"""

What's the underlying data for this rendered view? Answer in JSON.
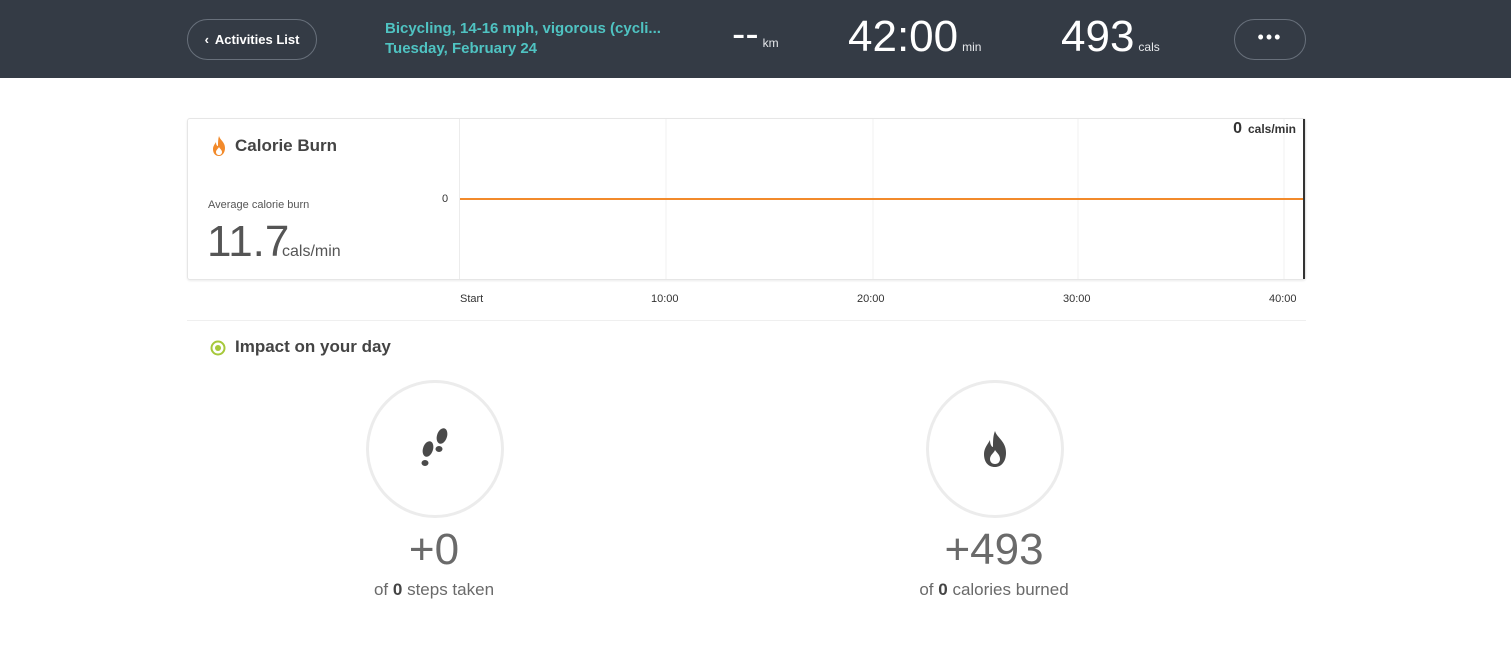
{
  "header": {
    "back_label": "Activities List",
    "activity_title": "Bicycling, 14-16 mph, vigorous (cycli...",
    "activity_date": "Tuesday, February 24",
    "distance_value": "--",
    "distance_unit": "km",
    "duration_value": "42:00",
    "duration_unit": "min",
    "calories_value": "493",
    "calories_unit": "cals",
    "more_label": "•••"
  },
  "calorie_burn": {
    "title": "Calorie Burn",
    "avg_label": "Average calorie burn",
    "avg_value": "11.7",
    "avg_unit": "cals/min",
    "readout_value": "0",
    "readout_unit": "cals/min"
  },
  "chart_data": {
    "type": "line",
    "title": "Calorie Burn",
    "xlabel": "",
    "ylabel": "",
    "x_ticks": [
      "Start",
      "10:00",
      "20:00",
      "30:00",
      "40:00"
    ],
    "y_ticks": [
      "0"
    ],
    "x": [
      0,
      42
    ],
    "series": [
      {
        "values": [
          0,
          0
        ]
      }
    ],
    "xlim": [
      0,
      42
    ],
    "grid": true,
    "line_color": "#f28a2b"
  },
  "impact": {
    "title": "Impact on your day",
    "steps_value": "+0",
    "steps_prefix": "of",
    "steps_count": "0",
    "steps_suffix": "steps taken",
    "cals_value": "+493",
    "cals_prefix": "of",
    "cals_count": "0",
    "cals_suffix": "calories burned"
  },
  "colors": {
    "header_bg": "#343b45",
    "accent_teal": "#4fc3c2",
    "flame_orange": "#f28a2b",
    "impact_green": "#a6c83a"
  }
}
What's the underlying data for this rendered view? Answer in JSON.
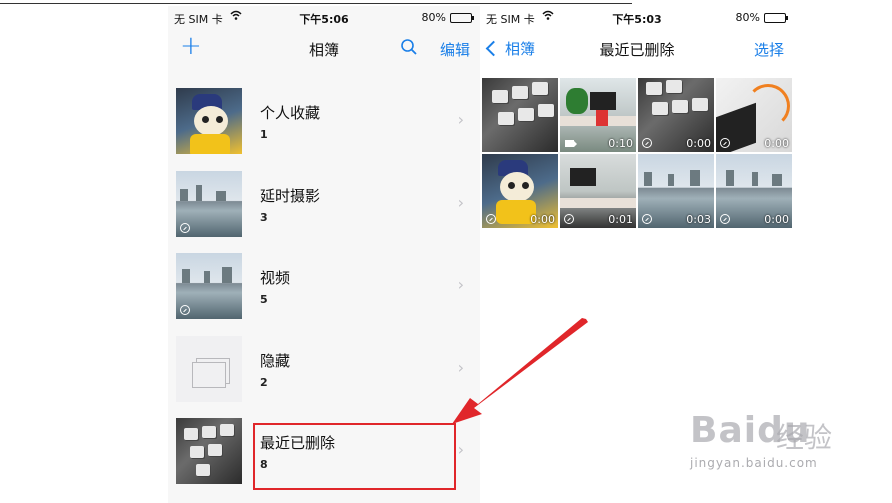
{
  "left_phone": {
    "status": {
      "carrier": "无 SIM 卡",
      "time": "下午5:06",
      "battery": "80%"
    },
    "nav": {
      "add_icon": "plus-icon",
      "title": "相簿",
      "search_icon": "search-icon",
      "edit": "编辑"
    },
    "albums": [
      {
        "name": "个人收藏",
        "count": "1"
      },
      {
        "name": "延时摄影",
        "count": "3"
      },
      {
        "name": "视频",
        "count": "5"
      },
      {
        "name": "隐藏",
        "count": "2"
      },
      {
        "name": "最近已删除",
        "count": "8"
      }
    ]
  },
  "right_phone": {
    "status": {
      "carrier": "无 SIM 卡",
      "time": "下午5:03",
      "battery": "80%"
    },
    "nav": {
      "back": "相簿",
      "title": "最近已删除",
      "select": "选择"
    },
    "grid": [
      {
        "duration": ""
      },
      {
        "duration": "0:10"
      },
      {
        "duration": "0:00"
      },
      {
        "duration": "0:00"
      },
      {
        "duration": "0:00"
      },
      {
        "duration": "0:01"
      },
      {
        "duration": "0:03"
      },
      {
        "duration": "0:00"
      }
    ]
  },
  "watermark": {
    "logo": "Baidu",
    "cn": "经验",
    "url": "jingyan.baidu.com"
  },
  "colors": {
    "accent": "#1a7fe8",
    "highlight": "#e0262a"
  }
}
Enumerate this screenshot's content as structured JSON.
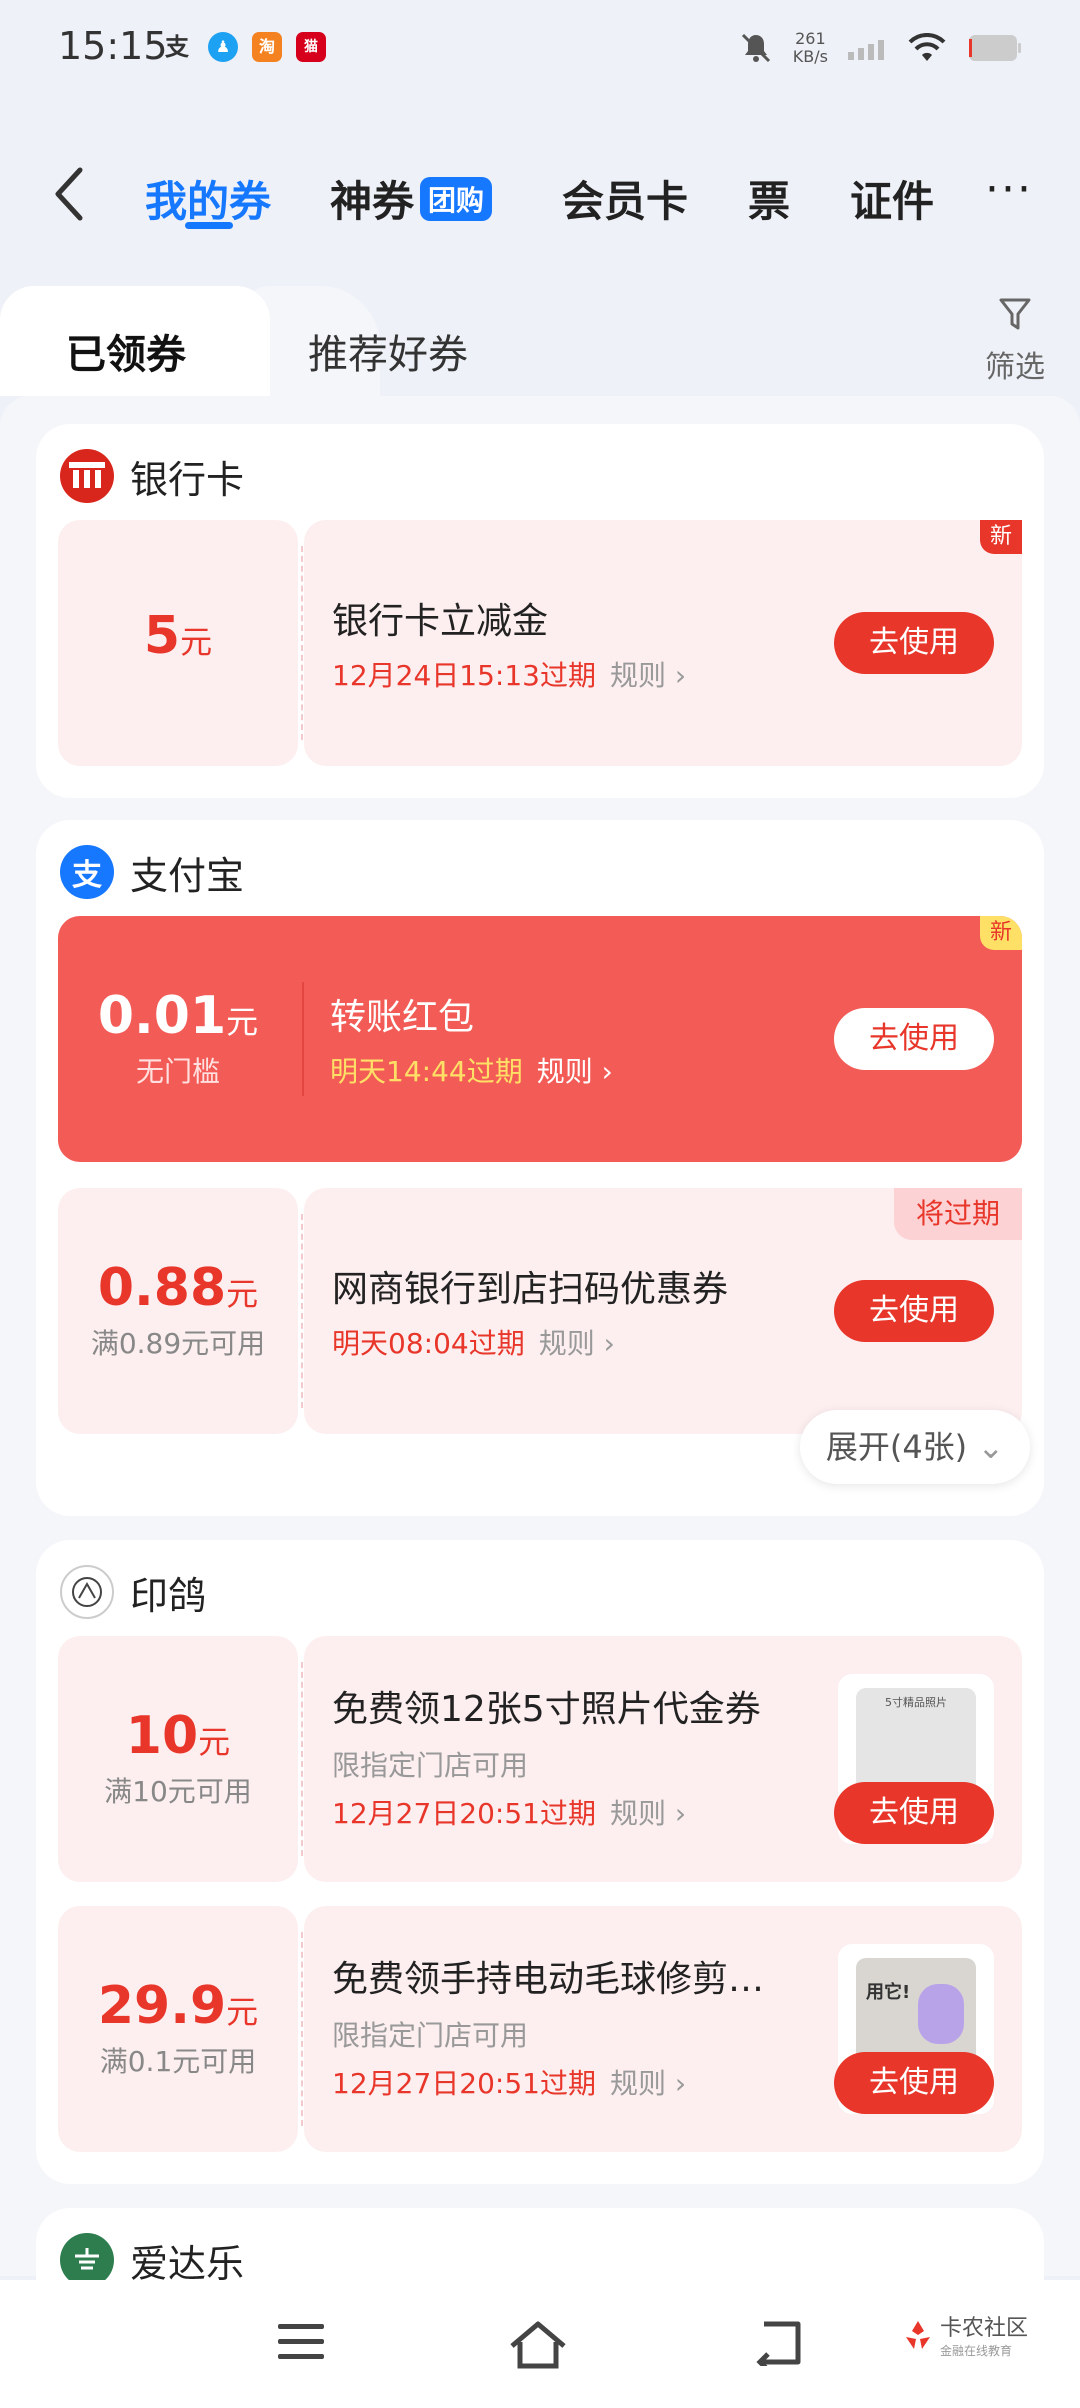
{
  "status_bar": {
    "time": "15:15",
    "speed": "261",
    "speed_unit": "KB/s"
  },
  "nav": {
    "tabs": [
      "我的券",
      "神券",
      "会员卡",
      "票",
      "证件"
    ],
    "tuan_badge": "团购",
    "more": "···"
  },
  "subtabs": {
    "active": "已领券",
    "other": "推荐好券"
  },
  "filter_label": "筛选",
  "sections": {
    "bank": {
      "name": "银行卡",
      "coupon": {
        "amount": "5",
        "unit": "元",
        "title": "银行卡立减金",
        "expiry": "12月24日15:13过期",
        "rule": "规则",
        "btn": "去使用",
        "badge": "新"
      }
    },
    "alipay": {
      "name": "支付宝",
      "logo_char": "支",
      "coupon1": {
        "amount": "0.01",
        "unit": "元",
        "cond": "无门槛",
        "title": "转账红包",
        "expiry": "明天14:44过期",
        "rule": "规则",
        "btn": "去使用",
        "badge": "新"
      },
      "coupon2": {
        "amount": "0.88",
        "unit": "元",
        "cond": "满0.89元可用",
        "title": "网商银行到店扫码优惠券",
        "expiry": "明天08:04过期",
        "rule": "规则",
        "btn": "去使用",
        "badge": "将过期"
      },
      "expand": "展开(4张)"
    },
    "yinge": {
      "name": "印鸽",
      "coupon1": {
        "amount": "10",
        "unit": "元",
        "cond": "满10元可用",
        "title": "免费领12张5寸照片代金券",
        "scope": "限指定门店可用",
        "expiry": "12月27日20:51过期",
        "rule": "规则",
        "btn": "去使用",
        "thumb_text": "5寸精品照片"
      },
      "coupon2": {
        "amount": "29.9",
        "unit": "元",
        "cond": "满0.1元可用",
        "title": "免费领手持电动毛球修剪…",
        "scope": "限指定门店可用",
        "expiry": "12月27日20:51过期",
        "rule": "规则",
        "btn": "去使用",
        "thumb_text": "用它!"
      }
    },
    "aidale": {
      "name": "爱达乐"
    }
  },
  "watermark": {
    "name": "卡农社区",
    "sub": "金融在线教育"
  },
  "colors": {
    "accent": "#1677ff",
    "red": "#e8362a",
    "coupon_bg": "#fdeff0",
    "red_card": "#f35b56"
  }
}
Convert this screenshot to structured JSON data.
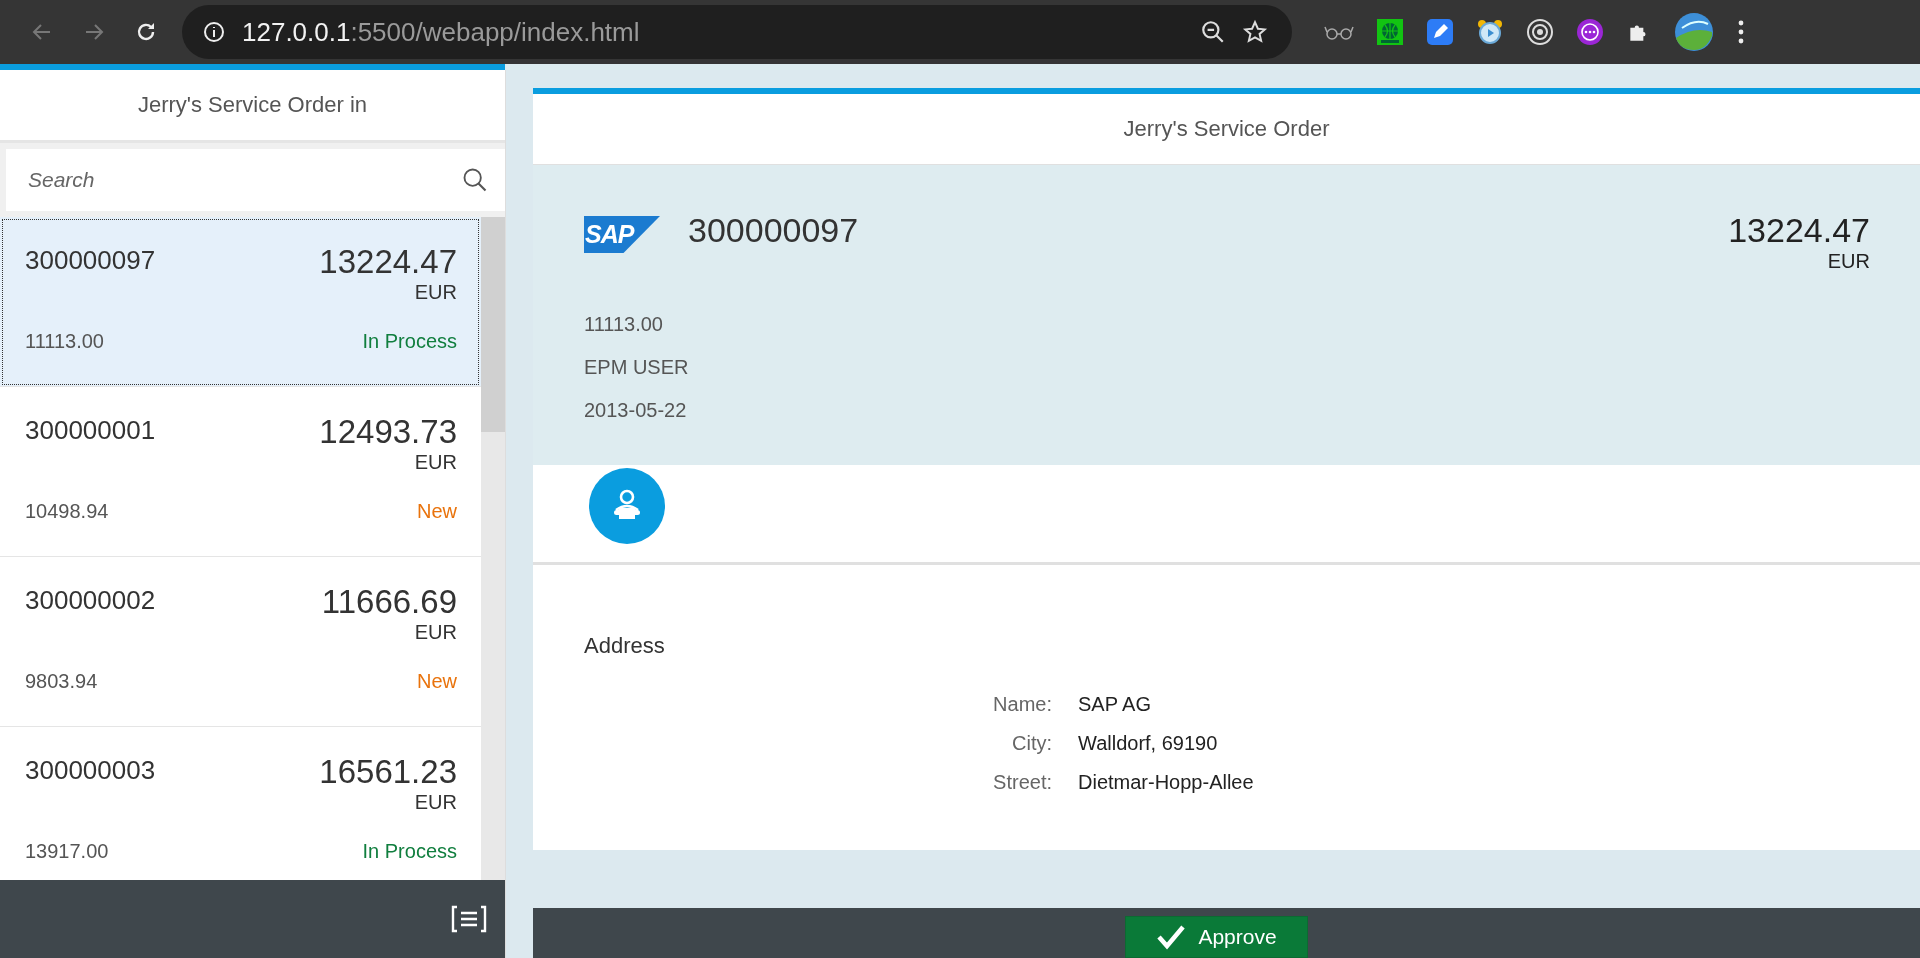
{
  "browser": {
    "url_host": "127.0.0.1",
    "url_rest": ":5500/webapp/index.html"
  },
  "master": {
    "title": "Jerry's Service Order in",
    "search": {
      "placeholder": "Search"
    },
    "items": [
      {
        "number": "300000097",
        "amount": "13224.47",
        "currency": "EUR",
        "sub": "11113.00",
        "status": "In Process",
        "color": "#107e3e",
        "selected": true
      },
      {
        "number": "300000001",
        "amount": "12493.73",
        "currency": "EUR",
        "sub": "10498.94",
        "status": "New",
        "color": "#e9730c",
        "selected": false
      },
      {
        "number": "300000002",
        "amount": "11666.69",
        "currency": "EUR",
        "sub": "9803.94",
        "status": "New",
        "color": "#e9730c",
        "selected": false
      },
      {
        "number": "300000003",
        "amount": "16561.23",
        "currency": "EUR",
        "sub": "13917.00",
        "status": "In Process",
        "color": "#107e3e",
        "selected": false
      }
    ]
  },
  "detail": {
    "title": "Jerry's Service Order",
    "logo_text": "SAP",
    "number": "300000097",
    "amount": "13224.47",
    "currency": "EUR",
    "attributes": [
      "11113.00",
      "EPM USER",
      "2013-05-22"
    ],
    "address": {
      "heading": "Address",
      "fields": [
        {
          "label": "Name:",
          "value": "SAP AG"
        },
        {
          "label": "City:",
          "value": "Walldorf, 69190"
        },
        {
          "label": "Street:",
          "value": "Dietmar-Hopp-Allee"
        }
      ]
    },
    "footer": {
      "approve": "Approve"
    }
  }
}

"""

**Prompt:**
Print the full listing exactly, dropping the pictures.

**Result for this task:**
What's the underlying data for this rendered view? Answer in JSON.
{
  "header": {
    "back_label": "Activities List",
    "activity_title": "Bicycling, 14-16 mph, vigorous (cycli...",
    "activity_date": "Tuesday, February 24",
    "distance_value": "--",
    "distance_unit": "km",
    "duration_value": "42:00",
    "duration_unit": "min",
    "calories_value": "493",
    "calories_unit": "cals",
    "more_label": "•••"
  },
  "calorie_burn": {
    "title": "Calorie Burn",
    "avg_label": "Average calorie burn",
    "avg_value": "11.7",
    "avg_unit": "cals/min",
    "readout_value": "0",
    "readout_unit": "cals/min"
  },
  "chart_data": {
    "type": "line",
    "title": "Calorie Burn",
    "xlabel": "",
    "ylabel": "",
    "x_ticks": [
      "Start",
      "10:00",
      "20:00",
      "30:00",
      "40:00"
    ],
    "y_ticks": [
      "0"
    ],
    "x": [
      0,
      42
    ],
    "series": [
      {
        "values": [
          0,
          0
        ]
      }
    ],
    "xlim": [
      0,
      42
    ],
    "grid": true,
    "line_color": "#f28a2b"
  },
  "impact": {
    "title": "Impact on your day",
    "steps_value": "+0",
    "steps_prefix": "of",
    "steps_count": "0",
    "steps_suffix": "steps taken",
    "cals_value": "+493",
    "cals_prefix": "of",
    "cals_count": "0",
    "cals_suffix": "calories burned"
  },
  "colors": {
    "header_bg": "#343b45",
    "accent_teal": "#4fc3c2",
    "flame_orange": "#f28a2b",
    "impact_green": "#a6c83a"
  }
}
What's the underlying data for this rendered view? Answer in JSON.
{
  "left_phone": {
    "status": {
      "carrier": "无 SIM 卡",
      "time": "下午5:06",
      "battery": "80%"
    },
    "nav": {
      "add_icon": "plus-icon",
      "title": "相簿",
      "search_icon": "search-icon",
      "edit": "编辑"
    },
    "albums": [
      {
        "name": "个人收藏",
        "count": "1"
      },
      {
        "name": "延时摄影",
        "count": "3"
      },
      {
        "name": "视频",
        "count": "5"
      },
      {
        "name": "隐藏",
        "count": "2"
      },
      {
        "name": "最近已删除",
        "count": "8"
      }
    ]
  },
  "right_phone": {
    "status": {
      "carrier": "无 SIM 卡",
      "time": "下午5:03",
      "battery": "80%"
    },
    "nav": {
      "back": "相簿",
      "title": "最近已删除",
      "select": "选择"
    },
    "grid": [
      {
        "duration": ""
      },
      {
        "duration": "0:10"
      },
      {
        "duration": "0:00"
      },
      {
        "duration": "0:00"
      },
      {
        "duration": "0:00"
      },
      {
        "duration": "0:01"
      },
      {
        "duration": "0:03"
      },
      {
        "duration": "0:00"
      }
    ]
  },
  "watermark": {
    "logo": "Baidu",
    "cn": "经验",
    "url": "jingyan.baidu.com"
  },
  "colors": {
    "accent": "#1a7fe8",
    "highlight": "#e0262a"
  }
}
Enumerate this screenshot's content as structured JSON.
{
  "status_bar": {
    "time": "15:15",
    "speed": "261",
    "speed_unit": "KB/s"
  },
  "nav": {
    "tabs": [
      "我的券",
      "神券",
      "会员卡",
      "票",
      "证件"
    ],
    "tuan_badge": "团购",
    "more": "···"
  },
  "subtabs": {
    "active": "已领券",
    "other": "推荐好券"
  },
  "filter_label": "筛选",
  "sections": {
    "bank": {
      "name": "银行卡",
      "coupon": {
        "amount": "5",
        "unit": "元",
        "title": "银行卡立减金",
        "expiry": "12月24日15:13过期",
        "rule": "规则",
        "btn": "去使用",
        "badge": "新"
      }
    },
    "alipay": {
      "name": "支付宝",
      "logo_char": "支",
      "coupon1": {
        "amount": "0.01",
        "unit": "元",
        "cond": "无门槛",
        "title": "转账红包",
        "expiry": "明天14:44过期",
        "rule": "规则",
        "btn": "去使用",
        "badge": "新"
      },
      "coupon2": {
        "amount": "0.88",
        "unit": "元",
        "cond": "满0.89元可用",
        "title": "网商银行到店扫码优惠券",
        "expiry": "明天08:04过期",
        "rule": "规则",
        "btn": "去使用",
        "badge": "将过期"
      },
      "expand": "展开(4张)"
    },
    "yinge": {
      "name": "印鸽",
      "coupon1": {
        "amount": "10",
        "unit": "元",
        "cond": "满10元可用",
        "title": "免费领12张5寸照片代金券",
        "scope": "限指定门店可用",
        "expiry": "12月27日20:51过期",
        "rule": "规则",
        "btn": "去使用",
        "thumb_text": "5寸精品照片"
      },
      "coupon2": {
        "amount": "29.9",
        "unit": "元",
        "cond": "满0.1元可用",
        "title": "免费领手持电动毛球修剪…",
        "scope": "限指定门店可用",
        "expiry": "12月27日20:51过期",
        "rule": "规则",
        "btn": "去使用",
        "thumb_text": "用它!"
      }
    },
    "aidale": {
      "name": "爱达乐"
    }
  },
  "watermark": {
    "name": "卡农社区",
    "sub": "金融在线教育"
  },
  "colors": {
    "accent": "#1677ff",
    "red": "#e8362a",
    "coupon_bg": "#fdeff0",
    "red_card": "#f35b56"
  }
}
Convert this screenshot to structured JSON data.
{
  "browser": {
    "url_host": "127.0.0.1",
    "url_rest": ":5500/webapp/index.html"
  },
  "master": {
    "title": "Jerry's Service Order in",
    "search": {
      "placeholder": "Search"
    },
    "items": [
      {
        "number": "300000097",
        "amount": "13224.47",
        "currency": "EUR",
        "sub": "11113.00",
        "status": "In Process",
        "color": "#107e3e",
        "selected": true
      },
      {
        "number": "300000001",
        "amount": "12493.73",
        "currency": "EUR",
        "sub": "10498.94",
        "status": "New",
        "color": "#e9730c",
        "selected": false
      },
      {
        "number": "300000002",
        "amount": "11666.69",
        "currency": "EUR",
        "sub": "9803.94",
        "status": "New",
        "color": "#e9730c",
        "selected": false
      },
      {
        "number": "300000003",
        "amount": "16561.23",
        "currency": "EUR",
        "sub": "13917.00",
        "status": "In Process",
        "color": "#107e3e",
        "selected": false
      }
    ]
  },
  "detail": {
    "title": "Jerry's Service Order",
    "logo_text": "SAP",
    "number": "300000097",
    "amount": "13224.47",
    "currency": "EUR",
    "attributes": [
      "11113.00",
      "EPM USER",
      "2013-05-22"
    ],
    "address": {
      "heading": "Address",
      "fields": [
        {
          "label": "Name:",
          "value": "SAP AG"
        },
        {
          "label": "City:",
          "value": "Walldorf, 69190"
        },
        {
          "label": "Street:",
          "value": "Dietmar-Hopp-Allee"
        }
      ]
    },
    "footer": {
      "approve": "Approve"
    }
  }
}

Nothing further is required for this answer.